● DIRECTION:
Wherever the word "Iray" appears in the entries, copy the whole line.

-- Start --

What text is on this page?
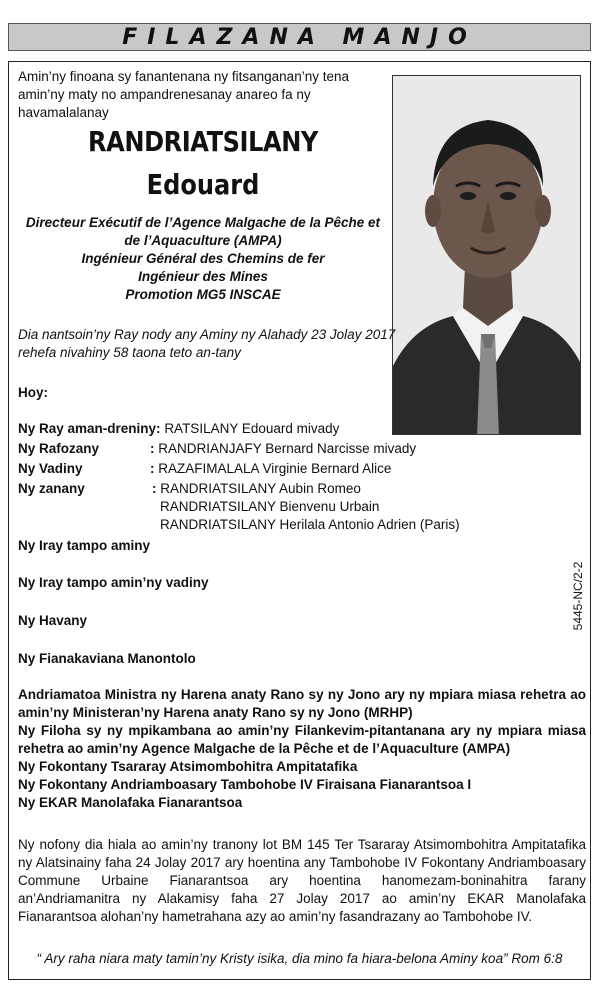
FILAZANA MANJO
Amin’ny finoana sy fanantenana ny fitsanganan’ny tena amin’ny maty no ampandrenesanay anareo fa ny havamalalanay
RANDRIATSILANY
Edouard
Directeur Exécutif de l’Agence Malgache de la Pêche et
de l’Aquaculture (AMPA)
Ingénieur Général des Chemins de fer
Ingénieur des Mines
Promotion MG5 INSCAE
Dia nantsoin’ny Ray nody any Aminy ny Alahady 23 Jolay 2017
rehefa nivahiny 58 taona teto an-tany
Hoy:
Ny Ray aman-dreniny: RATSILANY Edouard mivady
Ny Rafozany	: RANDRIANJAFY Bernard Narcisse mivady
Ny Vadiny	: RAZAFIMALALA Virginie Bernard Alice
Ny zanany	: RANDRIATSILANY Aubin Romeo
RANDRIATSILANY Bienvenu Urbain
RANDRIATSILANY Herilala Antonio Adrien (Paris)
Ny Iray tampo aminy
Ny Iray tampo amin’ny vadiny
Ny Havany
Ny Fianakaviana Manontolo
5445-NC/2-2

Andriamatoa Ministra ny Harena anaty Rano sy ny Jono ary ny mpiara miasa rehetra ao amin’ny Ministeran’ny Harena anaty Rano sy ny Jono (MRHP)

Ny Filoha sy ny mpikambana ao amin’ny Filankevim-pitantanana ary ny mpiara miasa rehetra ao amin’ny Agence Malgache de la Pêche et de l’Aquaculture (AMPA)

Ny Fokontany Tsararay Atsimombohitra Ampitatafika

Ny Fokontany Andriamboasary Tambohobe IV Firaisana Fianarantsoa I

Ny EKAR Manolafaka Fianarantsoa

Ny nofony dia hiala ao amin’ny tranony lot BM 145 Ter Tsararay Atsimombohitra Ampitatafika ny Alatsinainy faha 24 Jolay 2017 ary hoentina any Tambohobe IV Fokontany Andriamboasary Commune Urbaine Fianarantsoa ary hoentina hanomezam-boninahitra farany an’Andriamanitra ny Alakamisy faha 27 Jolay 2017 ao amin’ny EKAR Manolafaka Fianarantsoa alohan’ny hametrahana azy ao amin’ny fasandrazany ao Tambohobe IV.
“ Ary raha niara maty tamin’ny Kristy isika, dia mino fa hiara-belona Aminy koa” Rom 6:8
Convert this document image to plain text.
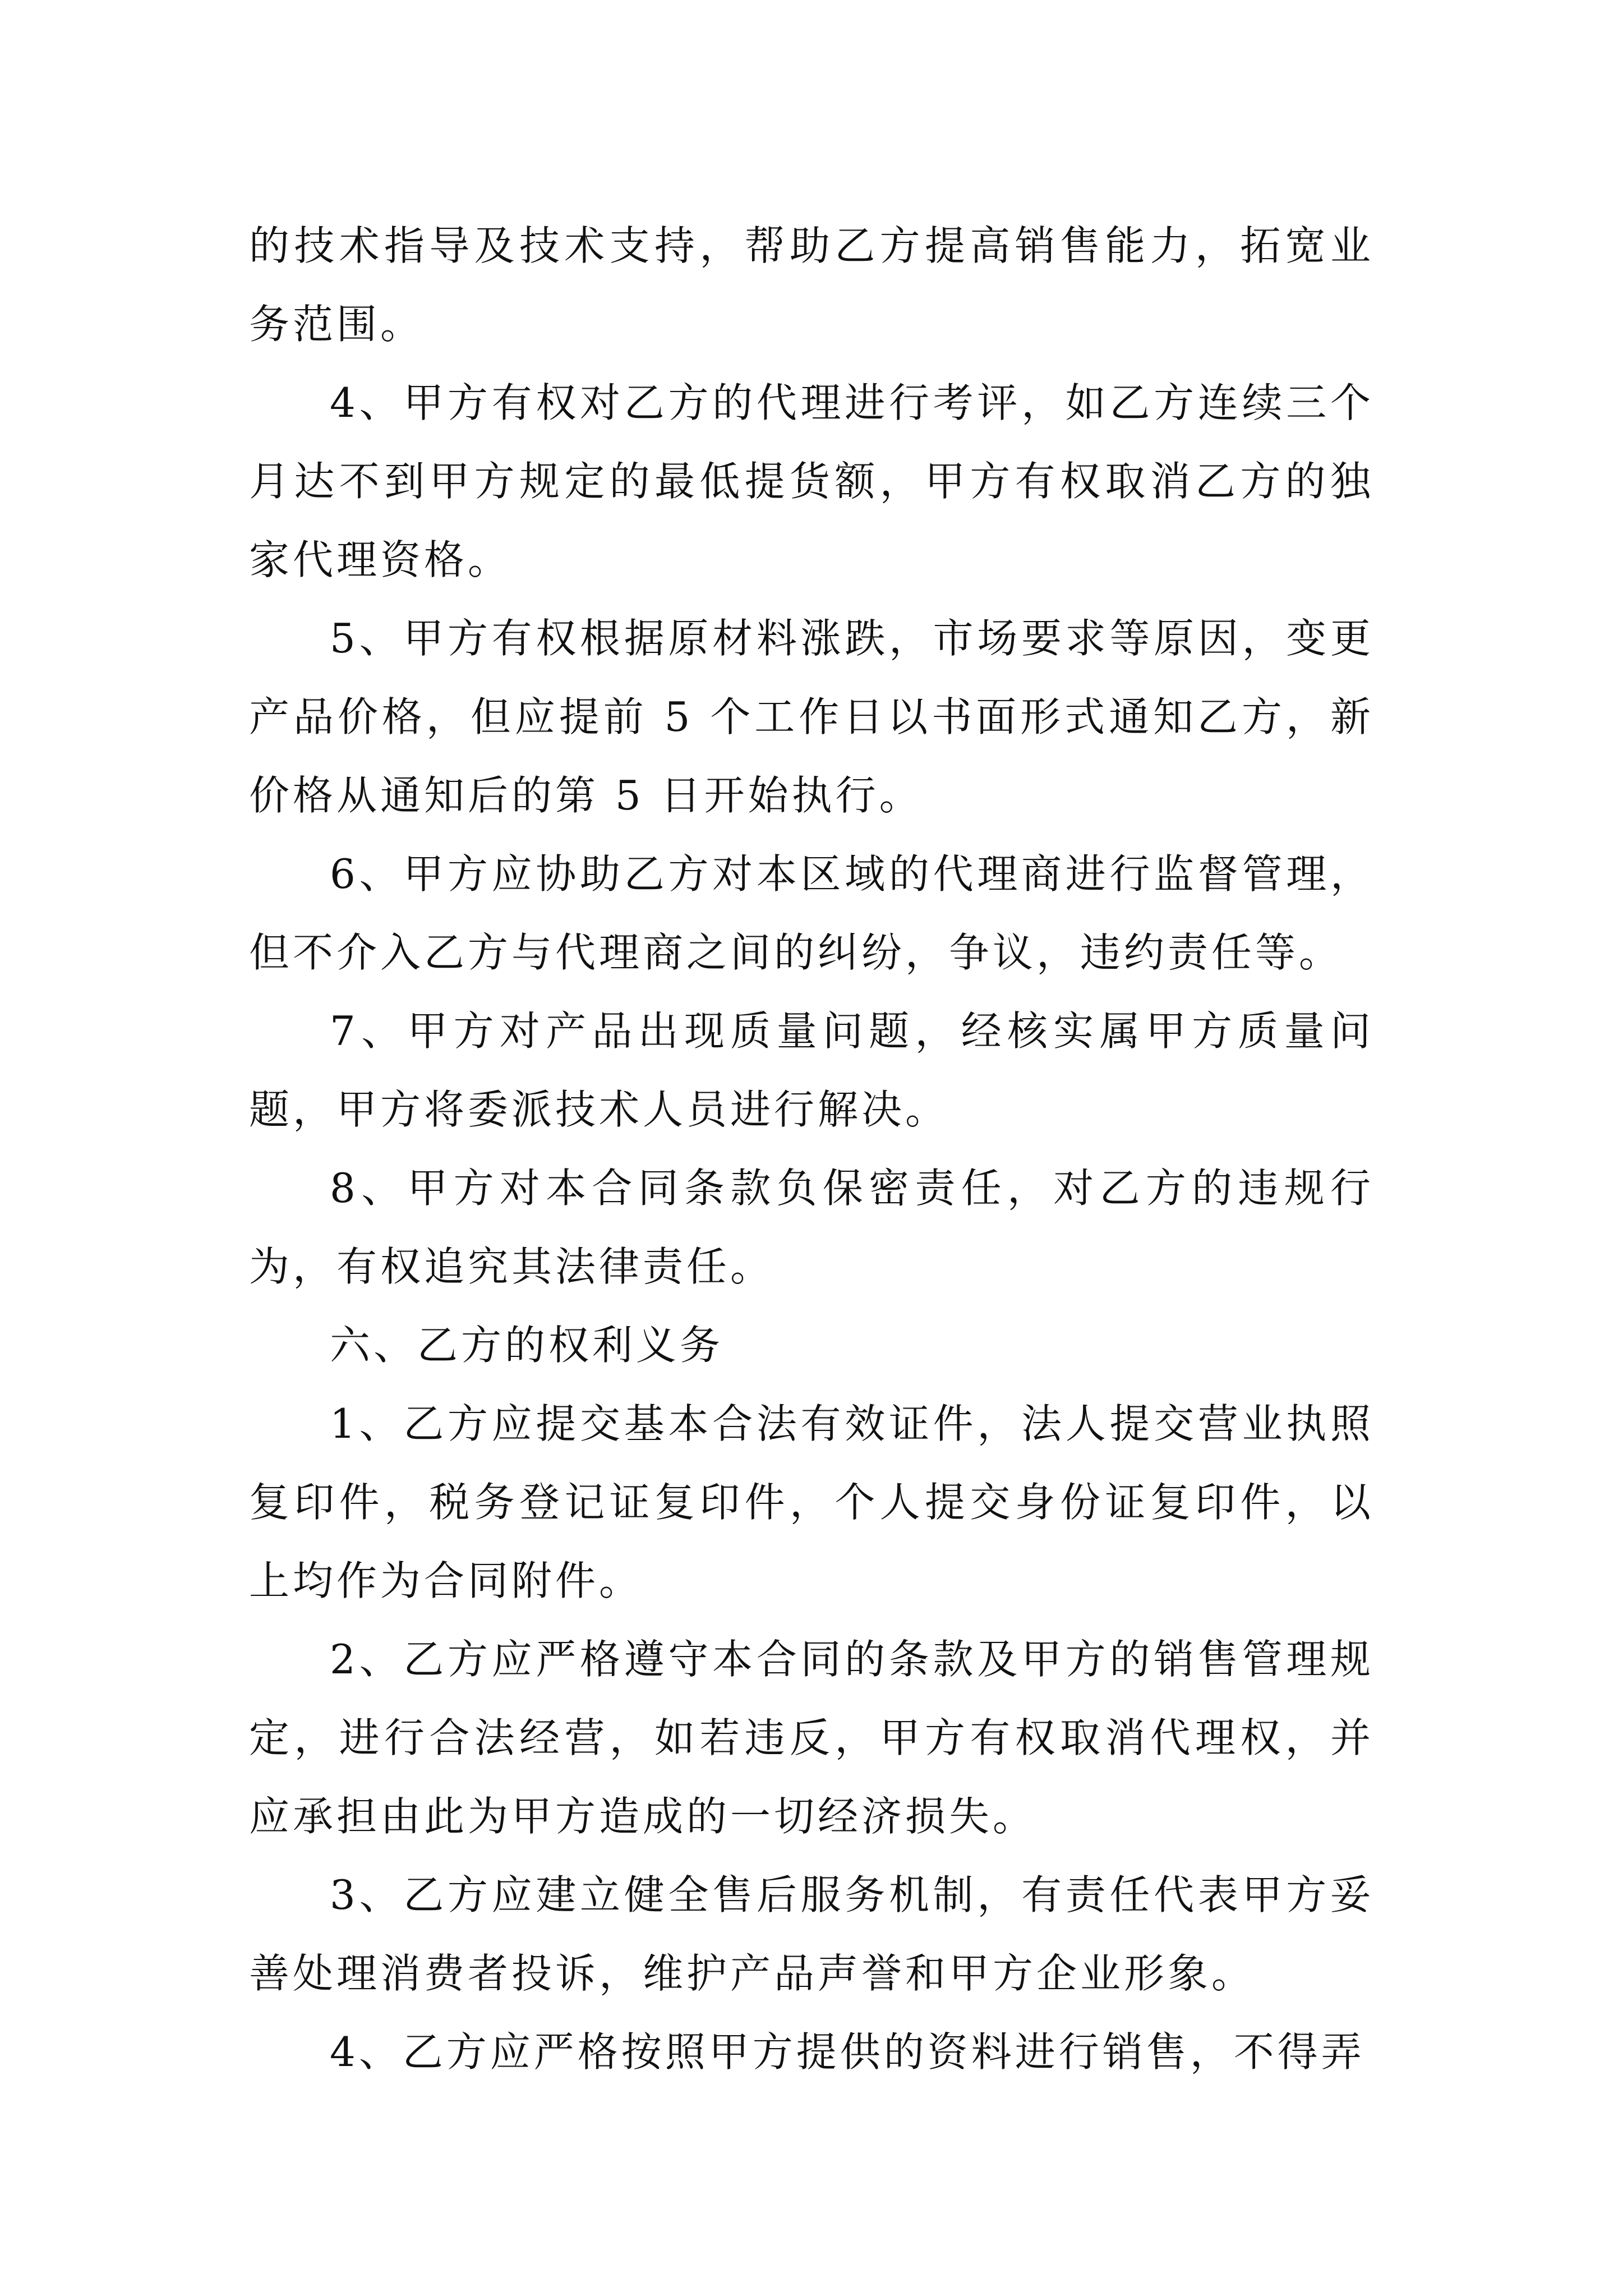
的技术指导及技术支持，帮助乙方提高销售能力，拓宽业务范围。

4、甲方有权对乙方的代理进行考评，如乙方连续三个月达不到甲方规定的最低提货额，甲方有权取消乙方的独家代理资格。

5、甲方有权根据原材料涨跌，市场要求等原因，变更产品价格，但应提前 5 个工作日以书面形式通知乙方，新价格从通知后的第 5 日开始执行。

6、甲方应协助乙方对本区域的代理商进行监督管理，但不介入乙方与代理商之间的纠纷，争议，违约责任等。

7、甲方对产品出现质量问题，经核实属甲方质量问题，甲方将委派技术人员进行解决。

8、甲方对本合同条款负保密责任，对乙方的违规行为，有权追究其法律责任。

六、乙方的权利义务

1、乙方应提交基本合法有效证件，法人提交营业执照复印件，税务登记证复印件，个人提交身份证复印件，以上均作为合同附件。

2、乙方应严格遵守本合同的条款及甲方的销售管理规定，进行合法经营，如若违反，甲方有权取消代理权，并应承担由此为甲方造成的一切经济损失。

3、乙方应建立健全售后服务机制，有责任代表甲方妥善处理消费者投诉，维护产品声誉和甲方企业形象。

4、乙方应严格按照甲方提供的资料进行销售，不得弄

-- End --

● CORRECT RESULT:
Ny Iray tampo aminy
Ny Iray tampo amin’ny vadiny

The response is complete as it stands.